- WHAT THE EXERCISE ASKS -
Each record must be retyped in full. No character may differ.

_____

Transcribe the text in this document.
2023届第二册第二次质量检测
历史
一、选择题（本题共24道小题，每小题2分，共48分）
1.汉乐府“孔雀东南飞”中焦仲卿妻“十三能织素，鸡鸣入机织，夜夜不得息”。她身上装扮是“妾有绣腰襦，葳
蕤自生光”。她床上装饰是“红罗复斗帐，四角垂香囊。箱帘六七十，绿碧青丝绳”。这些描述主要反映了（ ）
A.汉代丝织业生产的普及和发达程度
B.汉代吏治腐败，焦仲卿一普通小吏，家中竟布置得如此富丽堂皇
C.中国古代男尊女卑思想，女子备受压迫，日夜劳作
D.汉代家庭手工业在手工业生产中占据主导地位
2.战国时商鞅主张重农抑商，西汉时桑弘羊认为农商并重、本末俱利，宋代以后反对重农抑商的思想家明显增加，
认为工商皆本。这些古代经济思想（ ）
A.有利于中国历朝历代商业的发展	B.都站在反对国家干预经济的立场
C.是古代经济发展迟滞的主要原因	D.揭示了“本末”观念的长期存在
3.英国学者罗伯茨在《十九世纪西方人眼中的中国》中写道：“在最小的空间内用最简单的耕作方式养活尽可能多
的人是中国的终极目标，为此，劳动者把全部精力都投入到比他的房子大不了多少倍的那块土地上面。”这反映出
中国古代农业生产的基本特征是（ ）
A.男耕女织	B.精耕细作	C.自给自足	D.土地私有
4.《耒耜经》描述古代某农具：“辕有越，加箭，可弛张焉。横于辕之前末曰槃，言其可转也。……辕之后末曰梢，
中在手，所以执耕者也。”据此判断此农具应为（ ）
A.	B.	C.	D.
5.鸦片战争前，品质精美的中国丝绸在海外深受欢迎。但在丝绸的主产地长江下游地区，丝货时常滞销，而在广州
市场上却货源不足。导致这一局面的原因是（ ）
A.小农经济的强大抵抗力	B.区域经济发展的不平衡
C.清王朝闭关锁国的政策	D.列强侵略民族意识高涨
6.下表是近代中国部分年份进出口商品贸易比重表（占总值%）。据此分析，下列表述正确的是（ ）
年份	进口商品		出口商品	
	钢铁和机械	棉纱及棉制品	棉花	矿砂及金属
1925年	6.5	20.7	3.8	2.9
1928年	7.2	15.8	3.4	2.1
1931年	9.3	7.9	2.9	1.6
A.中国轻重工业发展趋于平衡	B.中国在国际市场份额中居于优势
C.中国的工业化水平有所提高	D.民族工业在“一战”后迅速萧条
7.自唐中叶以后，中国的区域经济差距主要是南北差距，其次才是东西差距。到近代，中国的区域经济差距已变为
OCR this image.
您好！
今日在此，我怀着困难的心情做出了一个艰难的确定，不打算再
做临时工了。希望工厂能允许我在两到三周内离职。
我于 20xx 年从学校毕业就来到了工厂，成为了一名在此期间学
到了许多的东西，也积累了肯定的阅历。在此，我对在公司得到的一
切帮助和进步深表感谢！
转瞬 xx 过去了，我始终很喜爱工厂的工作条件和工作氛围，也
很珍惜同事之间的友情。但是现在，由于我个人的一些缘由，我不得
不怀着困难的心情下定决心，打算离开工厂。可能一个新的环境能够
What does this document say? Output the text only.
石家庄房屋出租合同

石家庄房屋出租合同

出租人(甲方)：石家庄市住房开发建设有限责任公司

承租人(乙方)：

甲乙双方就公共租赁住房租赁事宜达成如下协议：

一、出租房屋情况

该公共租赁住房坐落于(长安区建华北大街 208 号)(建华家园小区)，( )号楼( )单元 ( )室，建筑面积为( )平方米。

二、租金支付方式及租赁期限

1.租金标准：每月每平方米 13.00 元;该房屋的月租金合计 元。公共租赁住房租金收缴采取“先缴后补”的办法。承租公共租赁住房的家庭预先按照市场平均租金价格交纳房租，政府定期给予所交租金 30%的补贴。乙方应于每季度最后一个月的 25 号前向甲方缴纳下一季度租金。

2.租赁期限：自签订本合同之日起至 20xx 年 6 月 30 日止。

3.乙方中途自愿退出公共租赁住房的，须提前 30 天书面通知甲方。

_____

- REPLY -
Transcribe the text in this document.
2023届第二册第二次质量检测
历史
一、选择题（本题共24道小题，每小题2分，共48分）
1.汉乐府“孔雀东南飞”中焦仲卿妻“十三能织素，鸡鸣入机织，夜夜不得息”。她身上装扮是“妾有绣腰襦，葳
蕤自生光”。她床上装饰是“红罗复斗帐，四角垂香囊。箱帘六七十，绿碧青丝绳”。这些描述主要反映了（ ）
A.汉代丝织业生产的普及和发达程度
B.汉代吏治腐败，焦仲卿一普通小吏，家中竟布置得如此富丽堂皇
C.中国古代男尊女卑思想，女子备受压迫，日夜劳作
D.汉代家庭手工业在手工业生产中占据主导地位
2.战国时商鞅主张重农抑商，西汉时桑弘羊认为农商并重、本末俱利，宋代以后反对重农抑商的思想家明显增加，
认为工商皆本。这些古代经济思想（ ）
A.有利于中国历朝历代商业的发展	B.都站在反对国家干预经济的立场
C.是古代经济发展迟滞的主要原因	D.揭示了“本末”观念的长期存在
3.英国学者罗伯茨在《十九世纪西方人眼中的中国》中写道：“在最小的空间内用最简单的耕作方式养活尽可能多
的人是中国的终极目标，为此，劳动者把全部精力都投入到比他的房子大不了多少倍的那块土地上面。”这反映出
中国古代农业生产的基本特征是（ ）
A.男耕女织	B.精耕细作	C.自给自足	D.土地私有
4.《耒耜经》描述古代某农具：“辕有越，加箭，可弛张焉。横于辕之前末曰槃，言其可转也。……辕之后末曰梢，
中在手，所以执耕者也。”据此判断此农具应为（ ）
A.	B.	C.	D.
5.鸦片战争前，品质精美的中国丝绸在海外深受欢迎。但在丝绸的主产地长江下游地区，丝货时常滞销，而在广州
市场上却货源不足。导致这一局面的原因是（ ）
A.小农经济的强大抵抗力	B.区域经济发展的不平衡
C.清王朝闭关锁国的政策	D.列强侵略民族意识高涨
6.下表是近代中国部分年份进出口商品贸易比重表（占总值%）。据此分析，下列表述正确的是（ ）
年份	进口商品		出口商品	
	钢铁和机械	棉纱及棉制品	棉花	矿砂及金属
1925年	6.5	20.7	3.8	2.9
1928年	7.2	15.8	3.4	2.1
1931年	9.3	7.9	2.9	1.6
A.中国轻重工业发展趋于平衡	B.中国在国际市场份额中居于优势
C.中国的工业化水平有所提高	D.民族工业在“一战”后迅速萧条
7.自唐中叶以后，中国的区域经济差距主要是南北差距，其次才是东西差距。到近代，中国的区域经济差距已变为
OCR this image.
您好！
今日在此，我怀着困难的心情做出了一个艰难的确定，不打算再
做临时工了。希望工厂能允许我在两到三周内离职。
我于 20xx 年从学校毕业就来到了工厂，成为了一名在此期间学
到了许多的东西，也积累了肯定的阅历。在此，我对在公司得到的一
切帮助和进步深表感谢！
转瞬 xx 过去了，我始终很喜爱工厂的工作条件和工作氛围，也
很珍惜同事之间的友情。但是现在，由于我个人的一些缘由，我不得
不怀着困难的心情下定决心，打算离开工厂。可能一个新的环境能够
What does this document say? Output the text only.
石家庄房屋出租合同

石家庄房屋出租合同

出租人(甲方)：石家庄市住房开发建设有限责任公司

承租人(乙方)：

甲乙双方就公共租赁住房租赁事宜达成如下协议：

一、出租房屋情况

该公共租赁住房坐落于(长安区建华北大街 208 号)(建华家园小区)，( )号楼( )单元 ( )室，建筑面积为( )平方米。

二、租金支付方式及租赁期限

1.租金标准：每月每平方米 13.00 元;该房屋的月租金合计 元。公共租赁住房租金收缴采取“先缴后补”的办法。承租公共租赁住房的家庭预先按照市场平均租金价格交纳房租，政府定期给予所交租金 30%的补贴。乙方应于每季度最后一个月的 25 号前向甲方缴纳下一季度租金。

2.租赁期限：自签订本合同之日起至 20xx 年 6 月 30 日止。

3.乙方中途自愿退出公共租赁住房的，须提前 30 天书面通知甲方。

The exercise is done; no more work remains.